What you will do. What is needed is an exact copy of the data that follows.

Source data.
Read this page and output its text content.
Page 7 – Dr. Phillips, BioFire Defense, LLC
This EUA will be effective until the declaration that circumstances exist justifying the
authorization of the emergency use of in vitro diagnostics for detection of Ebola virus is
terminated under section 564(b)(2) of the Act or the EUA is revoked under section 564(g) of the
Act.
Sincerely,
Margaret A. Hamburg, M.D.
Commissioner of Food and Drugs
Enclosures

Answer to the exercise.
Read this page and output its text content.
Page 7 – Dr. Phillips, BioFire Defense, LLC
This EUA will be effective until the declaration that circumstances exist justifying the
authorization of the emergency use of in vitro diagnostics for detection of Ebola virus is
terminated under section 564(b)(2) of the Act or the EUA is revoked under section 564(g) of the
Act.
Sincerely,
Margaret A. Hamburg, M.D.
Commissioner of Food and Drugs
Enclosures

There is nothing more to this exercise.